Stated problem – Return the records below line for line, without changing anything, but leave out the pictures.

Task inputs –

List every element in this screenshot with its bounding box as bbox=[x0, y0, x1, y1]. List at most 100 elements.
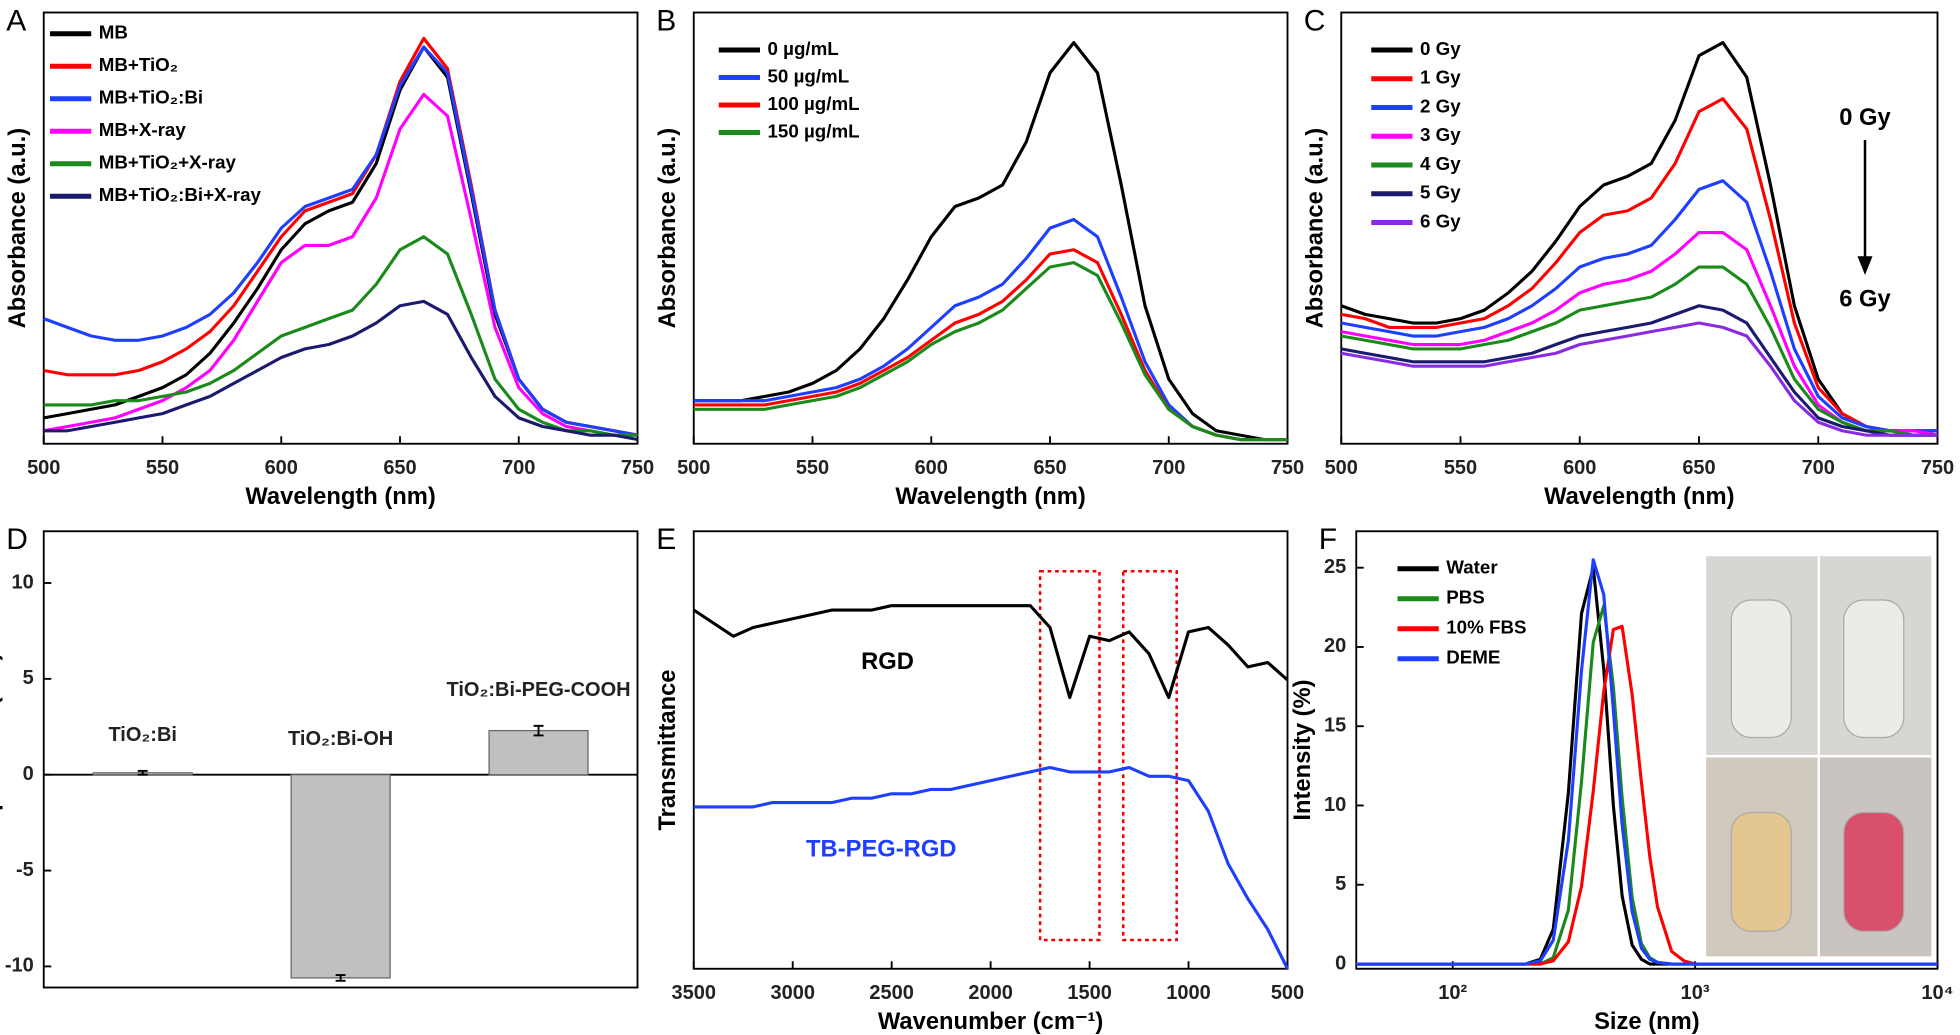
series-line bbox=[1340, 321, 1938, 437]
y-axis-title: Absorbance (a.u.) bbox=[4, 128, 31, 329]
x-tick-label: 10² bbox=[1438, 982, 1467, 1004]
x-axis-title: Size (nm) bbox=[1594, 1008, 1700, 1035]
tube bbox=[1730, 811, 1792, 932]
y-tick-label: 25 bbox=[1324, 556, 1346, 578]
y-axis-title: Intensity (%) bbox=[1289, 679, 1316, 820]
legend-label: 10% FBS bbox=[1446, 617, 1526, 638]
series-label: RGD bbox=[861, 648, 914, 675]
legend-label: 2 Gy bbox=[1420, 95, 1461, 116]
series-line bbox=[43, 235, 638, 437]
x-tick-label: 700 bbox=[1802, 457, 1835, 479]
y-tick-label: 5 bbox=[23, 667, 34, 689]
x-tick-label: 700 bbox=[502, 457, 535, 479]
legend-label: MB+TiO₂ bbox=[99, 54, 178, 75]
panel-label: C bbox=[1304, 4, 1326, 37]
bar bbox=[290, 774, 391, 979]
inset-photo bbox=[1706, 556, 1932, 957]
x-tick-label: 500 bbox=[27, 457, 60, 479]
x-tick-label: 3000 bbox=[770, 982, 815, 1004]
y-tick-label: -5 bbox=[16, 859, 34, 881]
legend-label: 0 Gy bbox=[1420, 38, 1461, 59]
x-tick-label: 550 bbox=[796, 457, 829, 479]
x-tick-label: 650 bbox=[383, 457, 416, 479]
panel-label: F bbox=[1319, 523, 1337, 556]
legend-label: MB+TiO₂:Bi+X-ray bbox=[99, 184, 262, 205]
y-tick-label: 15 bbox=[1324, 715, 1346, 737]
x-tick-label: 10³ bbox=[1681, 982, 1710, 1004]
y-tick-label: -10 bbox=[5, 955, 34, 977]
tube bbox=[1843, 599, 1905, 739]
x-tick-label: 650 bbox=[1033, 457, 1066, 479]
x-tick-label: 3500 bbox=[672, 982, 717, 1004]
legend-label: MB+TiO₂:Bi bbox=[99, 87, 203, 108]
series-line bbox=[693, 41, 1288, 442]
series-line bbox=[693, 765, 1289, 970]
x-tick-label: 750 bbox=[1921, 457, 1954, 479]
legend-label: 6 Gy bbox=[1420, 210, 1461, 231]
legend-label: MB+X-ray bbox=[99, 119, 187, 140]
x-tick-label: 10⁴ bbox=[1921, 982, 1953, 1004]
legend-label: 0 µg/mL bbox=[768, 38, 839, 59]
arrow-head bbox=[1857, 256, 1873, 275]
x-tick-label: 500 bbox=[677, 457, 710, 479]
legend-label: Water bbox=[1446, 557, 1498, 578]
legend-label: MB bbox=[99, 22, 128, 43]
x-tick-label: 550 bbox=[146, 457, 179, 479]
dose-arrow bbox=[1857, 140, 1873, 275]
series-line bbox=[1340, 179, 1938, 433]
x-tick-label: 750 bbox=[1271, 457, 1304, 479]
series-line bbox=[43, 92, 638, 437]
series-line bbox=[693, 261, 1288, 442]
plot-frame bbox=[1340, 11, 1939, 445]
legend-label: 3 Gy bbox=[1420, 124, 1461, 145]
series-line bbox=[692, 604, 1289, 700]
panel-label: B bbox=[656, 4, 676, 37]
tube bbox=[1843, 811, 1905, 932]
x-tick-label: 500 bbox=[1271, 982, 1304, 1004]
x-tick-label: 1500 bbox=[1067, 982, 1112, 1004]
plot-frame bbox=[1355, 530, 1939, 970]
legend-label: 5 Gy bbox=[1420, 182, 1461, 203]
plot-frame bbox=[692, 11, 1289, 445]
y-tick-label: 0 bbox=[1335, 952, 1346, 974]
x-axis-title: Wavelength (nm) bbox=[895, 483, 1085, 510]
y-axis-title: Absorbance (a.u.) bbox=[654, 128, 681, 329]
series-line bbox=[1340, 97, 1938, 433]
highlight-region bbox=[1121, 570, 1178, 942]
x-tick-label: 750 bbox=[621, 457, 654, 479]
y-axis-title: Absorbance (a.u.) bbox=[1302, 128, 1329, 329]
x-axis-title: Wavelength (nm) bbox=[245, 483, 435, 510]
y-tick-label: 10 bbox=[12, 571, 34, 593]
y-tick-label: 5 bbox=[1335, 873, 1346, 895]
x-tick-label: 600 bbox=[1563, 457, 1596, 479]
x-tick-label: 500 bbox=[1325, 457, 1358, 479]
highlight-region bbox=[1038, 570, 1101, 942]
legend-label: 50 µg/mL bbox=[768, 65, 850, 86]
x-tick-label: 650 bbox=[1682, 457, 1715, 479]
legend-label: 100 µg/mL bbox=[768, 93, 860, 114]
category-label: TiO₂:Bi bbox=[108, 724, 177, 746]
bar bbox=[488, 729, 589, 776]
legend-label: 150 µg/mL bbox=[768, 120, 860, 141]
series-line bbox=[693, 248, 1288, 442]
x-tick-label: 700 bbox=[1152, 457, 1185, 479]
x-tick-label: 600 bbox=[265, 457, 298, 479]
x-axis-title: Wavelength (nm) bbox=[1544, 483, 1734, 510]
legend-label: 1 Gy bbox=[1420, 67, 1461, 88]
series-line bbox=[1340, 304, 1938, 437]
legend-label: 4 Gy bbox=[1420, 153, 1461, 174]
plot-frame bbox=[42, 11, 639, 445]
series-line bbox=[43, 45, 638, 437]
series-line bbox=[1340, 265, 1938, 437]
x-tick-label: 2500 bbox=[869, 982, 914, 1004]
legend-label: DEME bbox=[1446, 647, 1500, 668]
y-axis-title: Transmittance bbox=[654, 669, 681, 830]
y-tick-label: 20 bbox=[1324, 635, 1346, 657]
plot-frame bbox=[692, 530, 1289, 970]
y-tick-label: 10 bbox=[1324, 794, 1346, 816]
annotation: 6 Gy bbox=[1839, 285, 1891, 312]
legend-label: MB+TiO₂+X-ray bbox=[99, 152, 237, 173]
x-tick-label: 2000 bbox=[968, 982, 1013, 1004]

Solved exercise –
List every element in this screenshot with its bounding box as bbox=[x0, y0, x1, y1]. List at most 100 elements.
series-line bbox=[1340, 321, 1938, 437]
y-axis-title: Absorbance (a.u.) bbox=[4, 128, 31, 329]
x-tick-label: 10² bbox=[1438, 982, 1467, 1004]
x-axis-title: Size (nm) bbox=[1594, 1008, 1700, 1035]
tube bbox=[1730, 811, 1792, 932]
y-tick-label: 25 bbox=[1324, 556, 1346, 578]
y-axis-title: Intensity (%) bbox=[1289, 679, 1316, 820]
legend-label: 10% FBS bbox=[1446, 617, 1526, 638]
series-label: RGD bbox=[861, 648, 914, 675]
legend-label: 2 Gy bbox=[1420, 95, 1461, 116]
series-line bbox=[43, 235, 638, 437]
x-tick-label: 700 bbox=[1802, 457, 1835, 479]
y-tick-label: 5 bbox=[23, 667, 34, 689]
x-tick-label: 700 bbox=[502, 457, 535, 479]
legend-label: MB+TiO₂ bbox=[99, 54, 178, 75]
panel-label: C bbox=[1304, 4, 1326, 37]
bar bbox=[290, 774, 391, 979]
inset-photo bbox=[1706, 556, 1932, 957]
x-tick-label: 500 bbox=[27, 457, 60, 479]
x-tick-label: 3000 bbox=[770, 982, 815, 1004]
y-tick-label: -5 bbox=[16, 859, 34, 881]
legend-label: 0 Gy bbox=[1420, 38, 1461, 59]
x-tick-label: 550 bbox=[796, 457, 829, 479]
x-tick-label: 650 bbox=[383, 457, 416, 479]
panel-label: F bbox=[1319, 523, 1337, 556]
legend-label: MB+TiO₂:Bi+X-ray bbox=[99, 184, 262, 205]
y-tick-label: 15 bbox=[1324, 715, 1346, 737]
x-tick-label: 10³ bbox=[1681, 982, 1710, 1004]
y-tick-label: -10 bbox=[5, 955, 34, 977]
tube bbox=[1843, 599, 1905, 739]
x-tick-label: 650 bbox=[1033, 457, 1066, 479]
x-tick-label: 3500 bbox=[672, 982, 717, 1004]
legend-label: MB+TiO₂:Bi bbox=[99, 87, 203, 108]
series-line bbox=[693, 41, 1288, 442]
series-line bbox=[693, 765, 1289, 970]
x-tick-label: 750 bbox=[1921, 457, 1954, 479]
legend-label: 6 Gy bbox=[1420, 210, 1461, 231]
legend-label: MB+X-ray bbox=[99, 119, 187, 140]
x-tick-label: 10⁴ bbox=[1921, 982, 1953, 1004]
legend-label: 0 µg/mL bbox=[768, 38, 839, 59]
arrow-head bbox=[1857, 256, 1873, 275]
x-tick-label: 500 bbox=[677, 457, 710, 479]
legend-label: Water bbox=[1446, 557, 1498, 578]
legend-label: MB bbox=[99, 22, 128, 43]
x-tick-label: 550 bbox=[146, 457, 179, 479]
dose-arrow bbox=[1857, 140, 1873, 275]
series-line bbox=[1340, 179, 1938, 433]
x-tick-label: 750 bbox=[1271, 457, 1304, 479]
series-line bbox=[43, 92, 638, 437]
series-line bbox=[693, 261, 1288, 442]
plot-frame bbox=[1340, 11, 1939, 445]
legend-label: 3 Gy bbox=[1420, 124, 1461, 145]
series-line bbox=[692, 604, 1289, 700]
panel-label: B bbox=[656, 4, 676, 37]
tube bbox=[1843, 811, 1905, 932]
x-tick-label: 500 bbox=[1271, 982, 1304, 1004]
x-tick-label: 1500 bbox=[1067, 982, 1112, 1004]
plot-frame bbox=[1355, 530, 1939, 970]
legend-label: 5 Gy bbox=[1420, 182, 1461, 203]
plot-frame bbox=[692, 11, 1289, 445]
y-tick-label: 0 bbox=[1335, 952, 1346, 974]
x-axis-title: Wavelength (nm) bbox=[895, 483, 1085, 510]
y-axis-title: Absorbance (a.u.) bbox=[654, 128, 681, 329]
series-line bbox=[1340, 97, 1938, 433]
highlight-region bbox=[1121, 570, 1178, 942]
x-tick-label: 750 bbox=[621, 457, 654, 479]
y-axis-title: Absorbance (a.u.) bbox=[1302, 128, 1329, 329]
x-axis-title: Wavelength (nm) bbox=[245, 483, 435, 510]
y-tick-label: 10 bbox=[12, 571, 34, 593]
y-tick-label: 5 bbox=[1335, 873, 1346, 895]
x-tick-label: 600 bbox=[1563, 457, 1596, 479]
x-tick-label: 500 bbox=[1325, 457, 1358, 479]
highlight-region bbox=[1038, 570, 1101, 942]
legend-label: 50 µg/mL bbox=[768, 65, 850, 86]
x-tick-label: 650 bbox=[1682, 457, 1715, 479]
legend-label: 100 µg/mL bbox=[768, 93, 860, 114]
category-label: TiO₂:Bi bbox=[108, 724, 177, 746]
bar bbox=[488, 729, 589, 776]
legend-label: 150 µg/mL bbox=[768, 120, 860, 141]
series-line bbox=[693, 248, 1288, 442]
x-tick-label: 700 bbox=[1152, 457, 1185, 479]
x-tick-label: 600 bbox=[265, 457, 298, 479]
x-axis-title: Wavelength (nm) bbox=[1544, 483, 1734, 510]
legend-label: 1 Gy bbox=[1420, 67, 1461, 88]
series-line bbox=[1340, 304, 1938, 437]
legend-label: 4 Gy bbox=[1420, 153, 1461, 174]
plot-frame bbox=[42, 11, 639, 445]
series-line bbox=[43, 45, 638, 437]
series-line bbox=[1340, 265, 1938, 437]
x-tick-label: 2500 bbox=[869, 982, 914, 1004]
legend-label: DEME bbox=[1446, 647, 1500, 668]
y-axis-title: Transmittance bbox=[654, 669, 681, 830]
y-tick-label: 20 bbox=[1324, 635, 1346, 657]
plot-frame bbox=[692, 530, 1289, 970]
y-tick-label: 10 bbox=[1324, 794, 1346, 816]
annotation: 6 Gy bbox=[1839, 285, 1891, 312]
legend-label: MB+TiO₂+X-ray bbox=[99, 152, 237, 173]
x-tick-label: 2000 bbox=[968, 982, 1013, 1004]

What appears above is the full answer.